### DIRECTION
Repeat the material below exactly, with no pictures.

_ _ _ _ _ _ _

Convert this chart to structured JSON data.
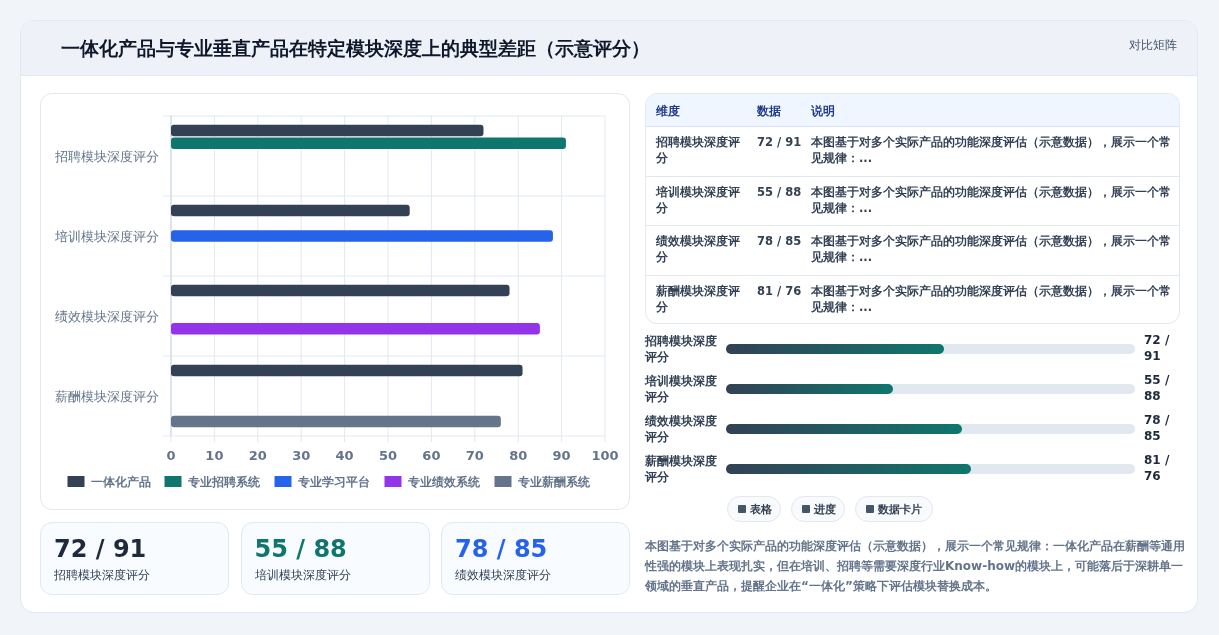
{
  "chart_data": [
    {
      "type": "other",
      "title": "一体化产品与专业垂直产品在特定模块深度上的典型差距（示意评分）",
      "subtitle": "对比矩阵"
    },
    {
      "type": "bar",
      "orientation": "horizontal",
      "categories": [
        "招聘模块深度评分",
        "培训模块深度评分",
        "绩效模块深度评分",
        "薪酬模块深度评分"
      ],
      "series": [
        {
          "name": "一体化产品",
          "color": "#334155",
          "values": [
            72,
            55,
            78,
            81
          ]
        },
        {
          "name": "专业招聘系统",
          "color": "#0f766e",
          "values": [
            91,
            null,
            null,
            null
          ]
        },
        {
          "name": "专业学习平台",
          "color": "#2563eb",
          "values": [
            null,
            88,
            null,
            null
          ]
        },
        {
          "name": "专业绩效系统",
          "color": "#9333ea",
          "values": [
            null,
            null,
            85,
            null
          ]
        },
        {
          "name": "专业薪酬系统",
          "color": "#64748b",
          "values": [
            null,
            null,
            null,
            76
          ]
        }
      ],
      "xlim": [
        0,
        100
      ],
      "xticks": [
        0,
        10,
        20,
        30,
        40,
        50,
        60,
        70,
        80,
        90,
        100
      ],
      "grid": true,
      "legend": "bottom"
    },
    {
      "type": "other",
      "annotations": [
        "维度",
        "数据",
        "说明",
        "招聘模块深度评分",
        "72 / 91",
        "本图基于对多个实际产品的功能深度评估（示意数据），展示一个常见规律：...",
        "培训模块深度评分",
        "55 / 88",
        "本图基于对多个实际产品的功能深度评估（示意数据），展示一个常见规律：...",
        "绩效模块深度评分",
        "78 / 85",
        "本图基于对多个实际产品的功能深度评估（示意数据），展示一个常见规律：...",
        "薪酬模块深度评分",
        "81 / 76",
        "本图基于对多个实际产品的功能深度评估（示意数据），展示一个常见规律：..."
      ]
    },
    {
      "type": "bar",
      "orientation": "horizontal",
      "xlim": [
        0,
        135
      ],
      "tick_labels": false,
      "categories": [
        "招聘模块深度评分",
        "培训模块深度评分",
        "绩效模块深度评分",
        "薪酬模块深度评分"
      ],
      "values": [
        72,
        55,
        78,
        81
      ],
      "color": "#0f766e",
      "value_labels": [
        "72 / 91",
        "55 / 88",
        "78 / 85",
        "81 / 76"
      ]
    },
    {
      "type": "other",
      "annotations": [
        "72 / 91",
        "招聘模块深度评分",
        "55 / 88",
        "培训模块深度评分",
        "78 / 85",
        "绩效模块深度评分"
      ],
      "colors": [
        "#1e293b",
        "#0f766e",
        "#2563eb"
      ]
    },
    {
      "type": "other",
      "annotations": [
        "表格",
        "进度",
        "数据卡片",
        "本图基于对多个实际产品的功能深度评估（示意数据），展示一个常见规律：一体化产品在薪酬等通用性强的模块上表现扎实，但在培训、招聘等需要深度行业Know-how的模块上，可能落后于深耕单一领域的垂直产品，提醒企业在“一体化”策略下评估模块替换成本。"
      ]
    }
  ]
}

_ _ _ _ _ _ _

### FULL ANSWER
Convert this chart to structured JSON data.
{
  "chart_data": [
    {
      "type": "other",
      "title": "一体化产品与专业垂直产品在特定模块深度上的典型差距（示意评分）",
      "subtitle": "对比矩阵"
    },
    {
      "type": "bar",
      "orientation": "horizontal",
      "categories": [
        "招聘模块深度评分",
        "培训模块深度评分",
        "绩效模块深度评分",
        "薪酬模块深度评分"
      ],
      "series": [
        {
          "name": "一体化产品",
          "color": "#334155",
          "values": [
            72,
            55,
            78,
            81
          ]
        },
        {
          "name": "专业招聘系统",
          "color": "#0f766e",
          "values": [
            91,
            null,
            null,
            null
          ]
        },
        {
          "name": "专业学习平台",
          "color": "#2563eb",
          "values": [
            null,
            88,
            null,
            null
          ]
        },
        {
          "name": "专业绩效系统",
          "color": "#9333ea",
          "values": [
            null,
            null,
            85,
            null
          ]
        },
        {
          "name": "专业薪酬系统",
          "color": "#64748b",
          "values": [
            null,
            null,
            null,
            76
          ]
        }
      ],
      "xlim": [
        0,
        100
      ],
      "xticks": [
        0,
        10,
        20,
        30,
        40,
        50,
        60,
        70,
        80,
        90,
        100
      ],
      "grid": true,
      "legend": "bottom"
    },
    {
      "type": "other",
      "annotations": [
        "维度",
        "数据",
        "说明",
        "招聘模块深度评分",
        "72 / 91",
        "本图基于对多个实际产品的功能深度评估（示意数据），展示一个常见规律：...",
        "培训模块深度评分",
        "55 / 88",
        "本图基于对多个实际产品的功能深度评估（示意数据），展示一个常见规律：...",
        "绩效模块深度评分",
        "78 / 85",
        "本图基于对多个实际产品的功能深度评估（示意数据），展示一个常见规律：...",
        "薪酬模块深度评分",
        "81 / 76",
        "本图基于对多个实际产品的功能深度评估（示意数据），展示一个常见规律：..."
      ]
    },
    {
      "type": "bar",
      "orientation": "horizontal",
      "xlim": [
        0,
        135
      ],
      "tick_labels": false,
      "categories": [
        "招聘模块深度评分",
        "培训模块深度评分",
        "绩效模块深度评分",
        "薪酬模块深度评分"
      ],
      "values": [
        72,
        55,
        78,
        81
      ],
      "color": "#0f766e",
      "value_labels": [
        "72 / 91",
        "55 / 88",
        "78 / 85",
        "81 / 76"
      ]
    },
    {
      "type": "other",
      "annotations": [
        "72 / 91",
        "招聘模块深度评分",
        "55 / 88",
        "培训模块深度评分",
        "78 / 85",
        "绩效模块深度评分"
      ],
      "colors": [
        "#1e293b",
        "#0f766e",
        "#2563eb"
      ]
    },
    {
      "type": "other",
      "annotations": [
        "表格",
        "进度",
        "数据卡片",
        "本图基于对多个实际产品的功能深度评估（示意数据），展示一个常见规律：一体化产品在薪酬等通用性强的模块上表现扎实，但在培训、招聘等需要深度行业Know-how的模块上，可能落后于深耕单一领域的垂直产品，提醒企业在“一体化”策略下评估模块替换成本。"
      ]
    }
  ]
}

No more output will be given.